* WORK INSTRUCTIONS *
Reproduce all records verbatim.

◇ ◇ ◇ ◇

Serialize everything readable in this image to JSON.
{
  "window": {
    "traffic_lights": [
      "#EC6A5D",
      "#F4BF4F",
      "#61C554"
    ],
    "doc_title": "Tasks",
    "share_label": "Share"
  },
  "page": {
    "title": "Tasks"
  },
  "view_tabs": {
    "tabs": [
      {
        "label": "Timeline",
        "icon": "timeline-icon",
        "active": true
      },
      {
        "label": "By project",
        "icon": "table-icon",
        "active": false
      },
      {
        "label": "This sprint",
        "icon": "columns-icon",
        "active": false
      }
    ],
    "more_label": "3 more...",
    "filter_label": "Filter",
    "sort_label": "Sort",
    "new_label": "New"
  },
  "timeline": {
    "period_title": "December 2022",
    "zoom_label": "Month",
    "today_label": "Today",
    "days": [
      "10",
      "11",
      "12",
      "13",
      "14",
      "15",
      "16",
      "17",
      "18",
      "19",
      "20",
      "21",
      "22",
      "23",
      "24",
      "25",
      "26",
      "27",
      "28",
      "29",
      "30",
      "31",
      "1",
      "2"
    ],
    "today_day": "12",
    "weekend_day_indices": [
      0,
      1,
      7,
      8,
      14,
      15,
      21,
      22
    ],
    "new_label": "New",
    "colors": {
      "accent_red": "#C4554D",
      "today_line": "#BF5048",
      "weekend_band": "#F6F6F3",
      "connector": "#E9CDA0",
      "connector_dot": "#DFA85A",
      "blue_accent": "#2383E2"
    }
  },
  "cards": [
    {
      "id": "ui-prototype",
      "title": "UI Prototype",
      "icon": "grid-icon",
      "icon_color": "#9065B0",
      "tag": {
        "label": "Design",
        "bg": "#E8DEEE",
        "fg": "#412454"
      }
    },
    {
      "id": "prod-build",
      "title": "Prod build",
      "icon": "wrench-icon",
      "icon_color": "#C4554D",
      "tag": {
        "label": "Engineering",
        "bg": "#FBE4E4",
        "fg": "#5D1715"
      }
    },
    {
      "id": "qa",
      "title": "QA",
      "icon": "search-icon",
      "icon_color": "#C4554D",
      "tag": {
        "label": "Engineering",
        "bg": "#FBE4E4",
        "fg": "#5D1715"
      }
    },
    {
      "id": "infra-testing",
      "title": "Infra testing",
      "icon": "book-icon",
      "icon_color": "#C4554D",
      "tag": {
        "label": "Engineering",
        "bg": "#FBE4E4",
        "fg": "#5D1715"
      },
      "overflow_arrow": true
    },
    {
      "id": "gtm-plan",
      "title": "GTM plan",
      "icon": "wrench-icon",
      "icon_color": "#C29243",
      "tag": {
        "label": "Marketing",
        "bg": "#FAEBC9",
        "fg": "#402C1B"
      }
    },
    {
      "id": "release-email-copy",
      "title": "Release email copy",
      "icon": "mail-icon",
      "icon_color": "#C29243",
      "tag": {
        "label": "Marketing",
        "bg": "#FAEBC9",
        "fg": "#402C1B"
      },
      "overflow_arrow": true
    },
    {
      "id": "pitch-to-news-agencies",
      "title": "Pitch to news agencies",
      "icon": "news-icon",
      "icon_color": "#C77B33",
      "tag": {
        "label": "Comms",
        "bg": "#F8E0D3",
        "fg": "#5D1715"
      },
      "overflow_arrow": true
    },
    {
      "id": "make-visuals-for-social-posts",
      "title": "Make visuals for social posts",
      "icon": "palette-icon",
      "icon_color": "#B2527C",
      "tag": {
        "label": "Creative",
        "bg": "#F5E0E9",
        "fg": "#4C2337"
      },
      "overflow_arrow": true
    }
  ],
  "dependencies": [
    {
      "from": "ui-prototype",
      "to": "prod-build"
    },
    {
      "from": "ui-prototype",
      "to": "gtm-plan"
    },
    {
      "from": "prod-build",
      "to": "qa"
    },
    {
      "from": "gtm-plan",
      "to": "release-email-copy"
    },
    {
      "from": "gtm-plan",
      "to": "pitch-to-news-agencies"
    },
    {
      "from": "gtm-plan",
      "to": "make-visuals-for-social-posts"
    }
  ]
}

◇ ◇ ◇ ◇

* RESPONSE TO THE EXERCISE *
Serialize everything readable in this image to JSON.
{
  "window": {
    "traffic_lights": [
      "#EC6A5D",
      "#F4BF4F",
      "#61C554"
    ],
    "doc_title": "Tasks",
    "share_label": "Share"
  },
  "page": {
    "title": "Tasks"
  },
  "view_tabs": {
    "tabs": [
      {
        "label": "Timeline",
        "icon": "timeline-icon",
        "active": true
      },
      {
        "label": "By project",
        "icon": "table-icon",
        "active": false
      },
      {
        "label": "This sprint",
        "icon": "columns-icon",
        "active": false
      }
    ],
    "more_label": "3 more...",
    "filter_label": "Filter",
    "sort_label": "Sort",
    "new_label": "New"
  },
  "timeline": {
    "period_title": "December 2022",
    "zoom_label": "Month",
    "today_label": "Today",
    "days": [
      "10",
      "11",
      "12",
      "13",
      "14",
      "15",
      "16",
      "17",
      "18",
      "19",
      "20",
      "21",
      "22",
      "23",
      "24",
      "25",
      "26",
      "27",
      "28",
      "29",
      "30",
      "31",
      "1",
      "2"
    ],
    "today_day": "12",
    "weekend_day_indices": [
      0,
      1,
      7,
      8,
      14,
      15,
      21,
      22
    ],
    "new_label": "New",
    "colors": {
      "accent_red": "#C4554D",
      "today_line": "#BF5048",
      "weekend_band": "#F6F6F3",
      "connector": "#E9CDA0",
      "connector_dot": "#DFA85A",
      "blue_accent": "#2383E2"
    }
  },
  "cards": [
    {
      "id": "ui-prototype",
      "title": "UI Prototype",
      "icon": "grid-icon",
      "icon_color": "#9065B0",
      "tag": {
        "label": "Design",
        "bg": "#E8DEEE",
        "fg": "#412454"
      }
    },
    {
      "id": "prod-build",
      "title": "Prod build",
      "icon": "wrench-icon",
      "icon_color": "#C4554D",
      "tag": {
        "label": "Engineering",
        "bg": "#FBE4E4",
        "fg": "#5D1715"
      }
    },
    {
      "id": "qa",
      "title": "QA",
      "icon": "search-icon",
      "icon_color": "#C4554D",
      "tag": {
        "label": "Engineering",
        "bg": "#FBE4E4",
        "fg": "#5D1715"
      }
    },
    {
      "id": "infra-testing",
      "title": "Infra testing",
      "icon": "book-icon",
      "icon_color": "#C4554D",
      "tag": {
        "label": "Engineering",
        "bg": "#FBE4E4",
        "fg": "#5D1715"
      },
      "overflow_arrow": true
    },
    {
      "id": "gtm-plan",
      "title": "GTM plan",
      "icon": "wrench-icon",
      "icon_color": "#C29243",
      "tag": {
        "label": "Marketing",
        "bg": "#FAEBC9",
        "fg": "#402C1B"
      }
    },
    {
      "id": "release-email-copy",
      "title": "Release email copy",
      "icon": "mail-icon",
      "icon_color": "#C29243",
      "tag": {
        "label": "Marketing",
        "bg": "#FAEBC9",
        "fg": "#402C1B"
      },
      "overflow_arrow": true
    },
    {
      "id": "pitch-to-news-agencies",
      "title": "Pitch to news agencies",
      "icon": "news-icon",
      "icon_color": "#C77B33",
      "tag": {
        "label": "Comms",
        "bg": "#F8E0D3",
        "fg": "#5D1715"
      },
      "overflow_arrow": true
    },
    {
      "id": "make-visuals-for-social-posts",
      "title": "Make visuals for social posts",
      "icon": "palette-icon",
      "icon_color": "#B2527C",
      "tag": {
        "label": "Creative",
        "bg": "#F5E0E9",
        "fg": "#4C2337"
      },
      "overflow_arrow": true
    }
  ],
  "dependencies": [
    {
      "from": "ui-prototype",
      "to": "prod-build"
    },
    {
      "from": "ui-prototype",
      "to": "gtm-plan"
    },
    {
      "from": "prod-build",
      "to": "qa"
    },
    {
      "from": "gtm-plan",
      "to": "release-email-copy"
    },
    {
      "from": "gtm-plan",
      "to": "pitch-to-news-agencies"
    },
    {
      "from": "gtm-plan",
      "to": "make-visuals-for-social-posts"
    }
  ]
}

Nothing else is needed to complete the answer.